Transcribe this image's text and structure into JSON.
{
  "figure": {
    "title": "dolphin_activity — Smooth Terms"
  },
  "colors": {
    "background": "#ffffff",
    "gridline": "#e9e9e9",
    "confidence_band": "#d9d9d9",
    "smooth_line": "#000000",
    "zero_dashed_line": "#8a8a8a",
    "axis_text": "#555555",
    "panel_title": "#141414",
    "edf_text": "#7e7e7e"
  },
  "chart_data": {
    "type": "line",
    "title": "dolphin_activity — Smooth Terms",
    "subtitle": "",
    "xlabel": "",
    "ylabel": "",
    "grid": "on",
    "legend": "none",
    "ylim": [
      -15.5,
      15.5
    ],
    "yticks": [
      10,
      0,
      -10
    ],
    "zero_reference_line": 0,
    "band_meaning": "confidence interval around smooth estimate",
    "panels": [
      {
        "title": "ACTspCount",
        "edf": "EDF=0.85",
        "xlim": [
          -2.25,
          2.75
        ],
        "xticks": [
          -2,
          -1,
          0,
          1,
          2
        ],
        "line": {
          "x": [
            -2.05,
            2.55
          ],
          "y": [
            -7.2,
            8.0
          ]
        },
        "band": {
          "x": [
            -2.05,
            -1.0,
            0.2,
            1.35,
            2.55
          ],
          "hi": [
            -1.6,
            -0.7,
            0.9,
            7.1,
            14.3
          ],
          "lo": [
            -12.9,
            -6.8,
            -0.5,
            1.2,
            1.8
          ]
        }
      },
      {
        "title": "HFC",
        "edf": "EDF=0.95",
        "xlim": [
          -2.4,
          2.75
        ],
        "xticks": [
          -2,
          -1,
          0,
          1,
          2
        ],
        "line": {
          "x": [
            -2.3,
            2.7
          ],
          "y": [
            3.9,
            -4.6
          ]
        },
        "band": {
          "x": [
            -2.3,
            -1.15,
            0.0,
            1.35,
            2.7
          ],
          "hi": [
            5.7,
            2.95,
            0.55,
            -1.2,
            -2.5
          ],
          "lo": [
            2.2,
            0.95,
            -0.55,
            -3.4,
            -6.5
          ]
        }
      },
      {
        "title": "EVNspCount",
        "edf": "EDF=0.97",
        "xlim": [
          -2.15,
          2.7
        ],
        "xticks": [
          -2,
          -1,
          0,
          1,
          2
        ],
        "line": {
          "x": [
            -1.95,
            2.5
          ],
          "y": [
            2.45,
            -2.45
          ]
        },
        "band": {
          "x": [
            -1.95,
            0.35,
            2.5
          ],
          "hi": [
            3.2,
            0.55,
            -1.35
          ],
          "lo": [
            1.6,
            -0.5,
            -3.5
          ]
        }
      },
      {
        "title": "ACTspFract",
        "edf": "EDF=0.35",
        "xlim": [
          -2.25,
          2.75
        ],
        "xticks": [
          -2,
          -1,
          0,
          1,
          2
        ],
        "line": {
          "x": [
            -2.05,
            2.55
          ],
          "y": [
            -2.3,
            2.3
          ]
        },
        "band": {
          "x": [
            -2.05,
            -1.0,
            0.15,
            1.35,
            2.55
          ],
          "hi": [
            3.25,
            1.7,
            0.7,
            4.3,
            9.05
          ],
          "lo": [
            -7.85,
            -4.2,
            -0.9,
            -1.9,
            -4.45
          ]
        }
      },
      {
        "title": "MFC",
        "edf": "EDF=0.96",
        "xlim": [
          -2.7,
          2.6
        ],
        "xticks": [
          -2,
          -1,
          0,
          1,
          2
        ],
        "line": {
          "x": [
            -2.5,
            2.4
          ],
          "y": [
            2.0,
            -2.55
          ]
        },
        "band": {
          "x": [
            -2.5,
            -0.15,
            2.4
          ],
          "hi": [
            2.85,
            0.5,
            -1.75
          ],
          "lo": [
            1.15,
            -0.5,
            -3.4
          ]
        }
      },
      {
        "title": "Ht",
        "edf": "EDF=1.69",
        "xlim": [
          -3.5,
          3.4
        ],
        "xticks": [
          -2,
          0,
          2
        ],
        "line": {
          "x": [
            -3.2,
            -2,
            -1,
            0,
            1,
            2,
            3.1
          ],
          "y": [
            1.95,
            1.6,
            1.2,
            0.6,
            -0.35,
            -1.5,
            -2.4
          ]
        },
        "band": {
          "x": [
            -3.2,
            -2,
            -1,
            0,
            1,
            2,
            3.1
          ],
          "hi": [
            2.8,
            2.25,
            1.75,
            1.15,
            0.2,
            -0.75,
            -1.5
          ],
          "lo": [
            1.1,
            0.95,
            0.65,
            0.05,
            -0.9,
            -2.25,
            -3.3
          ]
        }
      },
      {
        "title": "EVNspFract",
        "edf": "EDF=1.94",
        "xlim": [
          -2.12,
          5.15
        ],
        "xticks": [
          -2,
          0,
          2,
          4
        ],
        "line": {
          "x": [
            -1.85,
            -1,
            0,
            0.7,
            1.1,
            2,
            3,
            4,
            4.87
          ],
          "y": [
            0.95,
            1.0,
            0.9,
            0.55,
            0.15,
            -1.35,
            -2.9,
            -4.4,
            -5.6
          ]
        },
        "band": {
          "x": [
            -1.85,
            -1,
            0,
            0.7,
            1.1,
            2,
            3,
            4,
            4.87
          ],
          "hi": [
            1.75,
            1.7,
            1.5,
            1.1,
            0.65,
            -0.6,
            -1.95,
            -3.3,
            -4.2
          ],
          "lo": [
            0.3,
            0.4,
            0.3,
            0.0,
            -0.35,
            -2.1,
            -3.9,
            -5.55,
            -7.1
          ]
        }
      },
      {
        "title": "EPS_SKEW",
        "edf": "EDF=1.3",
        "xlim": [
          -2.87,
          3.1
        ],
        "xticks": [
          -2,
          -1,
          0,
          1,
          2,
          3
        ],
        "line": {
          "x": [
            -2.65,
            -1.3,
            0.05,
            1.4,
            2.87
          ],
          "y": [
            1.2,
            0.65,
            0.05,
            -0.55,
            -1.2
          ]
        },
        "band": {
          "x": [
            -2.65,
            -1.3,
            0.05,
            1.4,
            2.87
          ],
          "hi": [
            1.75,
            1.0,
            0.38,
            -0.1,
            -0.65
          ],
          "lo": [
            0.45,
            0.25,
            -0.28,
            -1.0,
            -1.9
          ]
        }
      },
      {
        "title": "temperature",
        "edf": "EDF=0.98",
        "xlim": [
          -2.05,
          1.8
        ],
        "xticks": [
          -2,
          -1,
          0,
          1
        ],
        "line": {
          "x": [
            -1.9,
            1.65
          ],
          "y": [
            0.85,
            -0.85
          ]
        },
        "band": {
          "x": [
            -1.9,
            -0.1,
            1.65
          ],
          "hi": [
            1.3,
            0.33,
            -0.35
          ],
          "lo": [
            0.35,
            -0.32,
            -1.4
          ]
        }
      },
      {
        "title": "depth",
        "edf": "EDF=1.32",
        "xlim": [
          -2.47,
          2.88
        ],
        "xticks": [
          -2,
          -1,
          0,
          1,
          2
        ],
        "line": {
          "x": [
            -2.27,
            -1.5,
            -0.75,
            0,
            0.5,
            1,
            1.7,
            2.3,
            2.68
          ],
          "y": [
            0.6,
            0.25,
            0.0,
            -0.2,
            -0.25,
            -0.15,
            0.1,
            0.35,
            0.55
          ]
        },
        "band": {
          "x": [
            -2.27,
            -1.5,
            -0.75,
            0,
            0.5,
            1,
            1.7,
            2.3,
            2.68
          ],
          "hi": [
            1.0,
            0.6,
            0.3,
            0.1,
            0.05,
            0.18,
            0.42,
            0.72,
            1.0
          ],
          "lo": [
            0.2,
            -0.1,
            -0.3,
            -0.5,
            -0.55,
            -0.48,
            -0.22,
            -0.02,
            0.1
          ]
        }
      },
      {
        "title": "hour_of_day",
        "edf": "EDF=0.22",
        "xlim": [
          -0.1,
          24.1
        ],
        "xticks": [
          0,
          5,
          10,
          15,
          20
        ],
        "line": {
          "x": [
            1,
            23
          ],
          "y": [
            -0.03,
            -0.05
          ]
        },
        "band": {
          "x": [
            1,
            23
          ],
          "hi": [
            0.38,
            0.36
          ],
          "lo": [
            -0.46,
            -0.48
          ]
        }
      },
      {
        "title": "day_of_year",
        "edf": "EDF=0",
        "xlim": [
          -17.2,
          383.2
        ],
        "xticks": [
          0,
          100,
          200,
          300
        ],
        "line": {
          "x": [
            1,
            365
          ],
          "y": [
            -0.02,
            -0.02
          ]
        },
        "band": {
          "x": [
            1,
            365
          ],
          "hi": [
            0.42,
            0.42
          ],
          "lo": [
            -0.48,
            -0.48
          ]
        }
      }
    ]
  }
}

## Instructions for the task
Filter the entries above down to the lines containing the word "Terms".

## Result below
    "title": "dolphin_activity — Smooth Terms"
    "title": "dolphin_activity — Smooth Terms",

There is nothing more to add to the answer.